Written task 1 =
Answer these questions from the Olympic National Park overview, each in a few words:
(a) How tall is Mount Olympus?
(b) In what year did President Grover Cleveland name the area a national forest reserve?
(c) How much rain falls each year on the temperate rainforests west of the Olympic Mountains?
Written task 2 =
For each statement, decide whether the Olympic National Park overview supports it. Answer yes or no, and quote the exact words of the overview that decide it.
(a) Roads run across the park from one side to the other.
(b) Teddy Roosevelt designated part of the area a national monument to protect its elk.
(c) UNESCO declared the park a World Heritage Site in 1976.

Olympic National Park Essentials

Get lost in the lush foliage, crystal-clear lakes, raging rivers and glaciated mountains of the Pacific Northwest’s most prized park.

With more than 2.5 million visitors every year, Washington’s Olympic National Park is one of the 10 most-visited national parks in the country. For good reason. Encompassing nearly 1 million acres, it’s as diverse as any park in the system, harboring everything from vast tracts of wilderness and eons of human history to a range of ecosystems, including glacier-capped peaks, old-growth temperate rainforests and 70 miles of wild coastline. Unique geology defines the park, from sandy, sea stack-bordered beaches and coastal cliffs to lush forests and alpine habitats, including crevasse-riddled glaciers and 7,979-foot-high Mount Olympus, the tallest peak in the Olympic range. All this habitat also makes the park home to five species of endemic mammals, including the furry Olympic marmot. 

 

History

The region is home to eight contemporary tribes of the Olympic Peninsula—the Makah, Quileute, Hoh, Quinault, Skokomish, Port Gamble S'Klallam, Jamestown S'Klallam, and Lower Elwha Klallam—with more than 650 archeological sites documenting 12,000 years of human occupation. But it wasn’t until 1890 that naturalist John Muir, Congressman James Wickersham and Lieutenant Joseph O’Neil, who led an exploration of the peninsula's interior, proposed turning the area into a national park. President Grover Cleveland responded in 1897 by naming it a national forest reserve. In 1909, President Teddy Roosevelt designated part of it as Mount Olympus National Monument to protect its Roosevelt elk population. And then in 1937, President Franklin Roosevelt visited and, the next year, designated it Olympic National Park. It gained an additional section of Pacific coastline in 1953, expanding to its current 922,700 acres. The designations weren’t finished, though. In 1976, UNESCO named the park an International Biosphere Reserve, and in 1981 declared it a World Heritage Site—some of the highest accolades in the entire national park system

 

Visiting the National Park

With no roads that cross the park, you need to plan your trip carefully (hint: the Visitor Center in Port Angeles has exhibits, an orientation film and staff to help). In one long day (packed with overlooks and side-hikes), you can visit each of Olympic’s major ecosystems: the mountains, the rainforest and the coast. Grocery stores, restaurants and other amenities are available in Port Angeles, Forks and other towns along Highway 101. But pack a lunch; you’ll want to stay outside to enjoy every minute of this ecologically diverse and sprawling park. Here are the main geographic highlights to hit, as well as a pair of sampler itineraries to experience all three via road and trail. More Info: nps.gov  

  • Temperate Rainforests
    To the west of the Olympic Mountains is a land of towering, temperate rainforests, whose canopy umbrellas upwards of 156 inches of rain annually. The result: a lush green forest of coniferous and deciduous trees as well as vibrant mosses and ferns. Rainforests to put on your list include: the Hoh, whose Hall of Mosses and Spruce nature trails loop from its Visitor Center (which is also the trailhead for Hoh Valley and Mount Olympus); uncrowded Queets and the secluded upper Queets Valley; and the Quinault Valley, a gateway to sparkling lakes, high meadows and jagged peaks.

Data excerpts =

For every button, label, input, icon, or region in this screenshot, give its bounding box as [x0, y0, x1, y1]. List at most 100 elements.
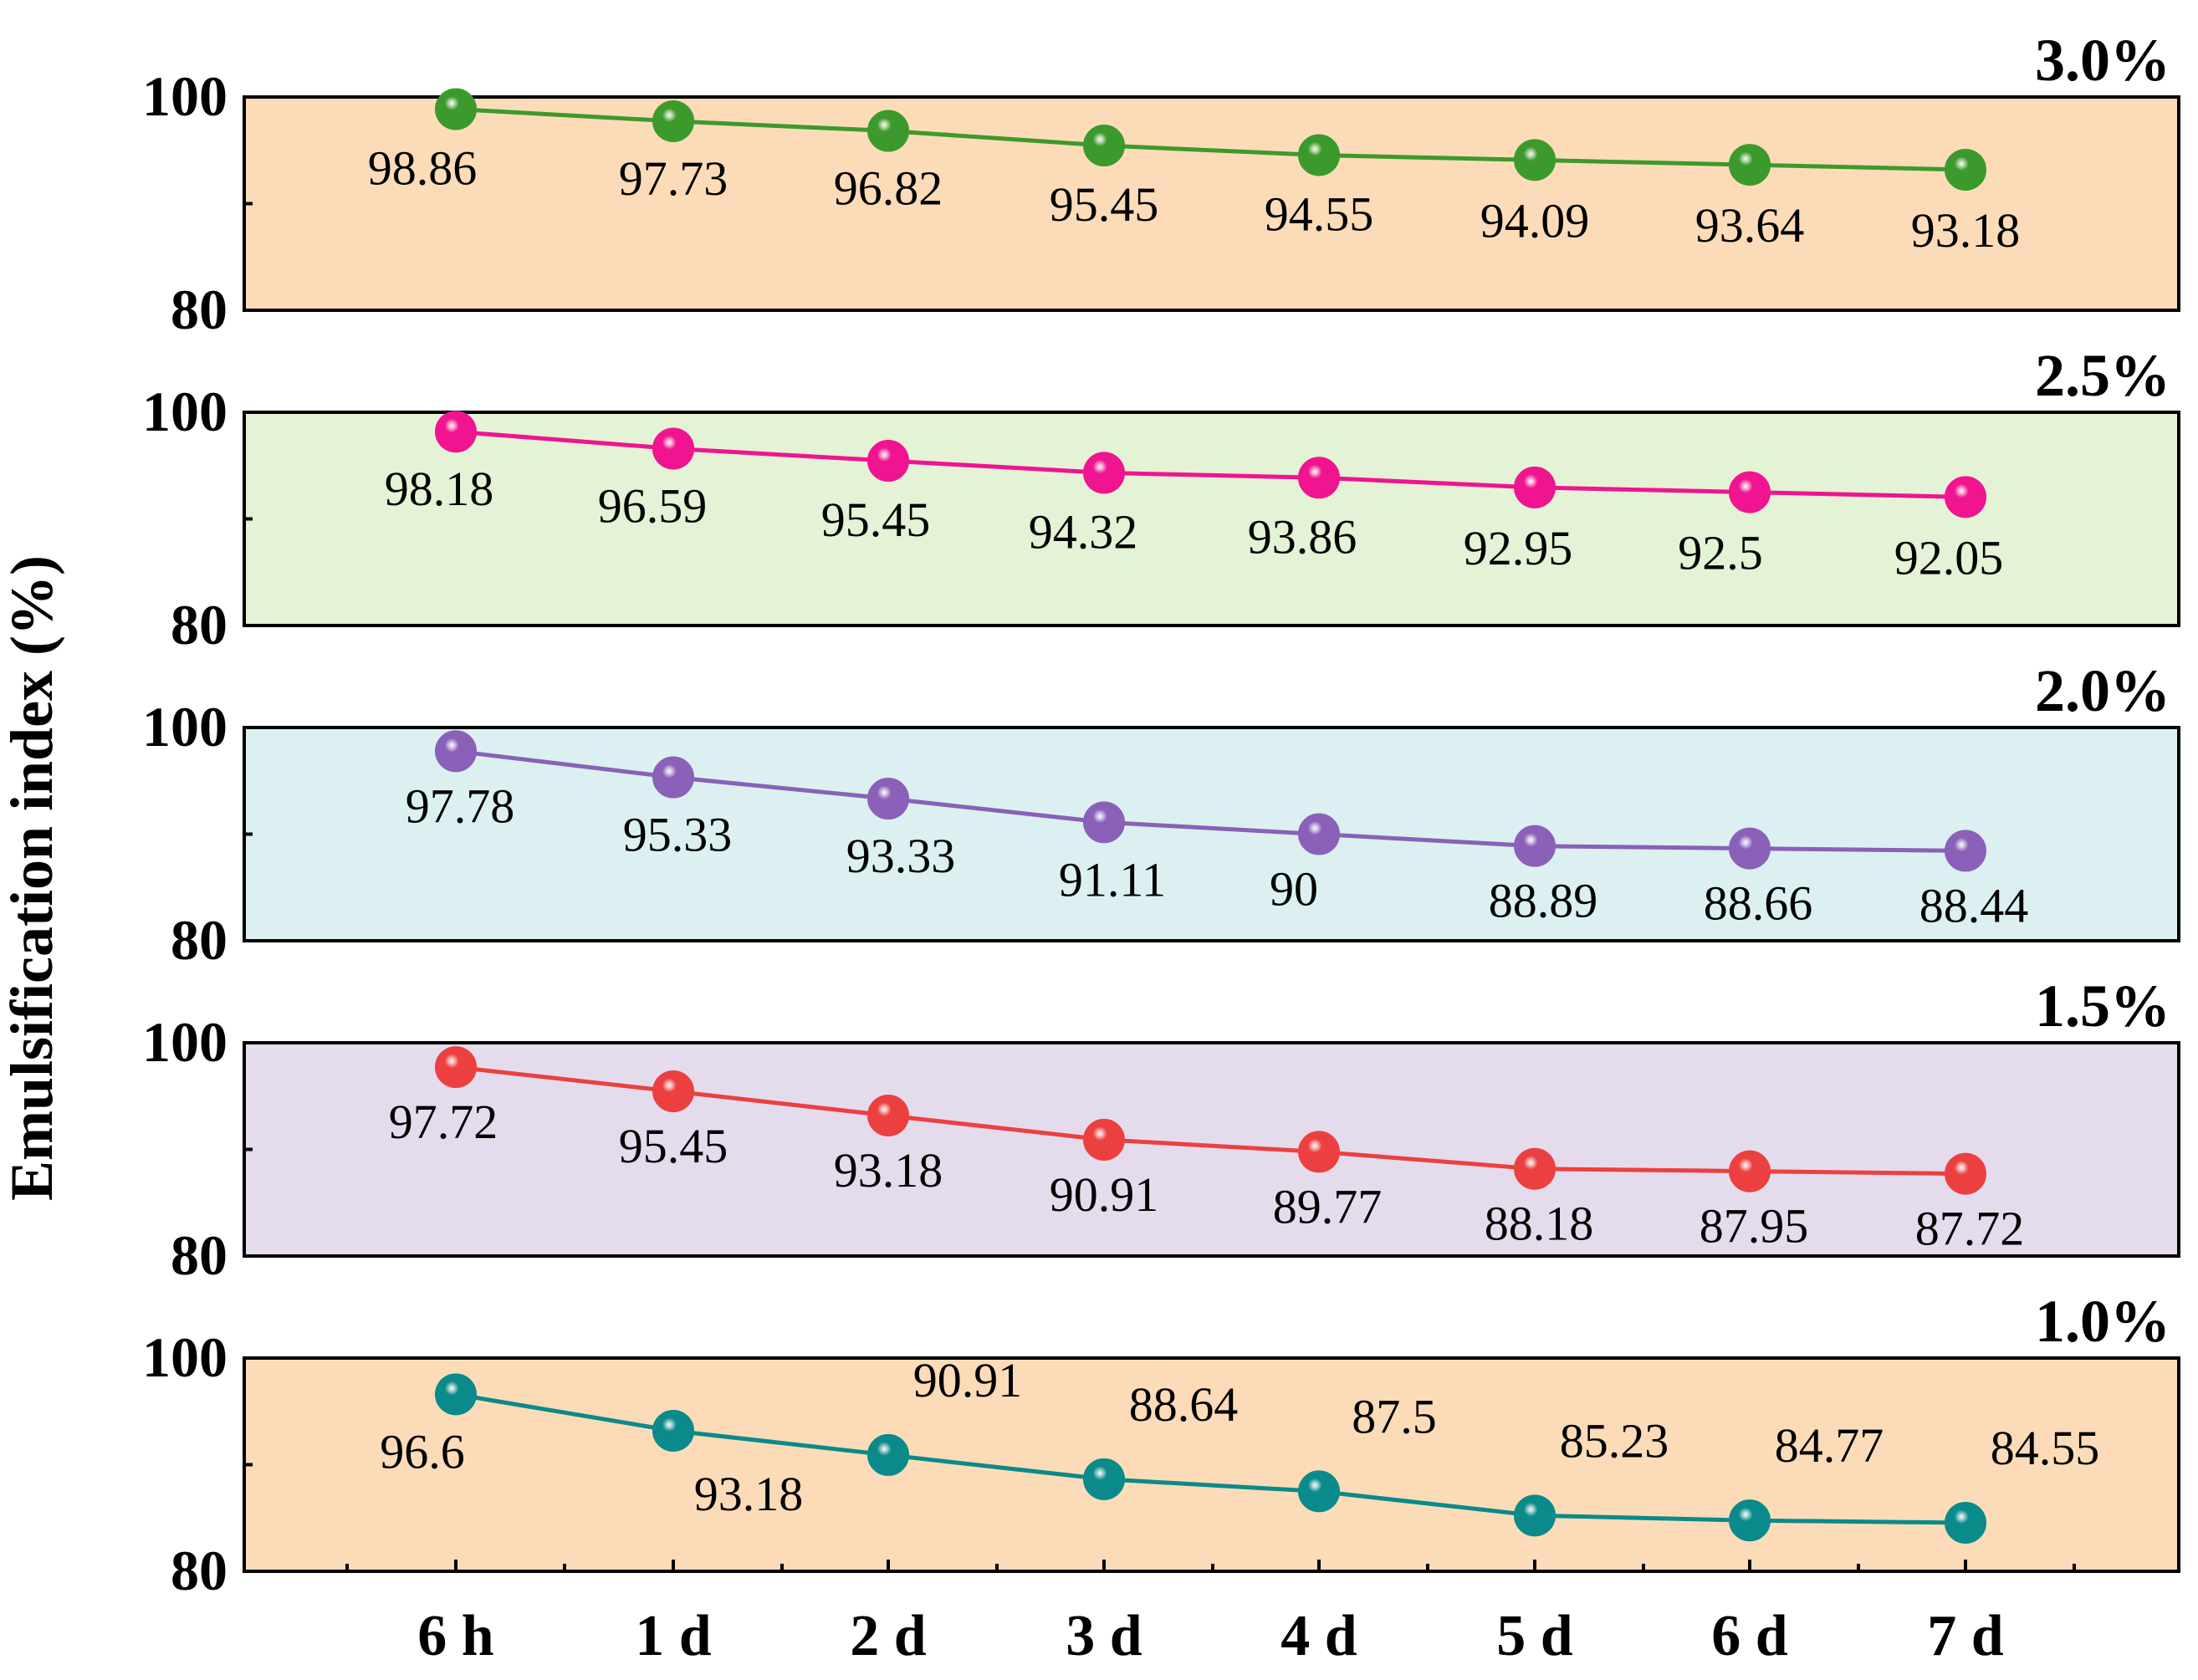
data-point: [1729, 827, 1771, 870]
data-label: 93.64: [1695, 198, 1805, 253]
panel: 80 100 1.5% 97.72 95.45 93.18 90.91 89.77 88.18 8…: [142, 973, 2180, 1287]
data-point: [1083, 801, 1125, 844]
data-point: [1514, 466, 1556, 508]
data-label: 95.45: [619, 1119, 728, 1173]
data-label: 93.86: [1248, 509, 1357, 564]
data-point: [1083, 1118, 1125, 1161]
x-tick-label: 1 d: [635, 1604, 712, 1668]
data-label: 92.05: [1894, 530, 2004, 585]
data-label: 96.82: [834, 161, 943, 216]
data-label: 94.32: [1029, 504, 1138, 559]
y-tick-label: 100: [142, 64, 227, 128]
data-point: [1083, 125, 1125, 167]
data-point: [652, 100, 694, 142]
data-label: 87.72: [1915, 1202, 2025, 1256]
y-tick-label: 100: [142, 1325, 227, 1389]
data-label: 88.89: [1489, 874, 1598, 928]
data-label: 95.45: [821, 493, 931, 547]
data-point: [1945, 830, 1986, 872]
data-point: [435, 88, 477, 130]
data-point: [1729, 1499, 1771, 1542]
data-label: 91.11: [1059, 852, 1166, 906]
x-tick-label: 6 d: [1711, 1604, 1788, 1668]
x-tick-label: 5 d: [1496, 1604, 1573, 1668]
y-tick-label: 80: [171, 1223, 227, 1287]
data-label: 85.23: [1560, 1413, 1669, 1468]
x-tick-label: 4 d: [1280, 1604, 1357, 1668]
data-label: 97.72: [389, 1095, 498, 1149]
data-point: [435, 411, 477, 453]
y-tick-label: 100: [142, 380, 227, 443]
data-label: 93.18: [1911, 203, 2021, 258]
panel: 80 100 2.0% 97.78 95.33 93.33 91.11 90 88.89 88.6…: [142, 657, 2180, 972]
data-label: 93.33: [846, 829, 956, 883]
x-tick-label: 7 d: [1927, 1604, 2004, 1668]
data-label: 92.95: [1464, 521, 1573, 575]
y-tick-label: 80: [171, 593, 227, 656]
data-point: [1945, 476, 1986, 518]
data-label: 98.86: [368, 141, 478, 196]
data-point: [867, 110, 909, 152]
x-tick-label: 3 d: [1066, 1604, 1142, 1668]
data-point: [1514, 1494, 1556, 1537]
concentration-label: 3.0%: [2035, 27, 2170, 94]
data-label: 89.77: [1273, 1179, 1383, 1233]
panels: 80 100 3.0% 98.86 97.73 96.82 95.45 94.55 94.09 9…: [142, 27, 2180, 1602]
data-point: [867, 778, 909, 820]
series-line: [455, 429, 1966, 499]
data-point: [1298, 134, 1340, 176]
data-label: 90: [1270, 862, 1318, 917]
series-line: [455, 748, 1966, 853]
data-label: 87.5: [1352, 1389, 1437, 1443]
y-tick-label: 100: [142, 695, 227, 758]
x-tick-label: 6 h: [417, 1604, 493, 1668]
data-point: [1083, 1458, 1125, 1500]
data-point: [1729, 471, 1771, 513]
data-label: 98.18: [385, 462, 494, 516]
data-point: [867, 1094, 909, 1136]
series-line: [455, 1065, 1966, 1177]
data-label: 95.45: [1050, 177, 1159, 232]
data-label: 93.18: [694, 1467, 804, 1521]
data-label: 90.91: [1050, 1167, 1159, 1222]
data-point: [1729, 144, 1771, 186]
data-point: [652, 1070, 694, 1113]
panel-frame: [243, 95, 2180, 312]
data-point: [652, 427, 694, 470]
data-label: 95.33: [623, 808, 733, 862]
data-point: [1945, 1501, 1986, 1544]
data-point: [435, 1373, 477, 1416]
data-point: [435, 1046, 477, 1089]
y-tick-label: 80: [171, 908, 227, 972]
data-point: [1514, 825, 1556, 867]
series-line: [455, 1391, 1966, 1525]
panel-frame: [243, 411, 2180, 627]
data-label: 88.66: [1704, 876, 1813, 931]
data-label: 84.55: [1991, 1421, 2100, 1475]
data-label: 97.78: [406, 779, 515, 833]
data-point: [867, 1433, 909, 1476]
data-label: 88.64: [1129, 1377, 1239, 1432]
panel: 80 100 3.0% 98.86 97.73 96.82 95.45 94.55 94.09 9…: [142, 27, 2180, 341]
data-label: 97.73: [619, 151, 728, 206]
panel: 80 100 1.0% 96.6 93.18 90.91 88.64 87.5 85.23 84.…: [142, 1288, 2180, 1602]
data-point: [652, 1409, 694, 1452]
data-label: 96.6: [380, 1424, 465, 1478]
data-label: 88.44: [1919, 878, 2029, 932]
series-line: [455, 107, 1966, 172]
data-label: 92.5: [1678, 526, 1763, 580]
y-axis-label: Emulsification index (%): [0, 555, 65, 1201]
data-point: [1945, 1152, 1986, 1195]
data-label: 84.77: [1775, 1418, 1884, 1473]
data-point: [652, 756, 694, 799]
data-point: [1514, 139, 1556, 181]
concentration-label: 2.0%: [2035, 657, 2170, 724]
data-point: [867, 440, 909, 483]
data-label: 96.59: [598, 478, 708, 533]
data-point: [1298, 813, 1340, 855]
data-point: [1298, 1470, 1340, 1513]
data-point: [1729, 1150, 1771, 1192]
concentration-label: 2.5%: [2035, 342, 2170, 409]
data-point: [1298, 457, 1340, 499]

Full answer 1 =
(a) 7,979 feet
(b) 1897
(c) Upwards of 156 inches

Full answer 2 =
(a) No: "With no roads that cross the park"
(b) Yes: "designated part of it as Mount Olympus National Monument to protect its Roosevelt elk population"
(c) No: "In 1976, UNESCO named the park an International Biosphere Reserve, and in 1981 declared it a World Heritage Site"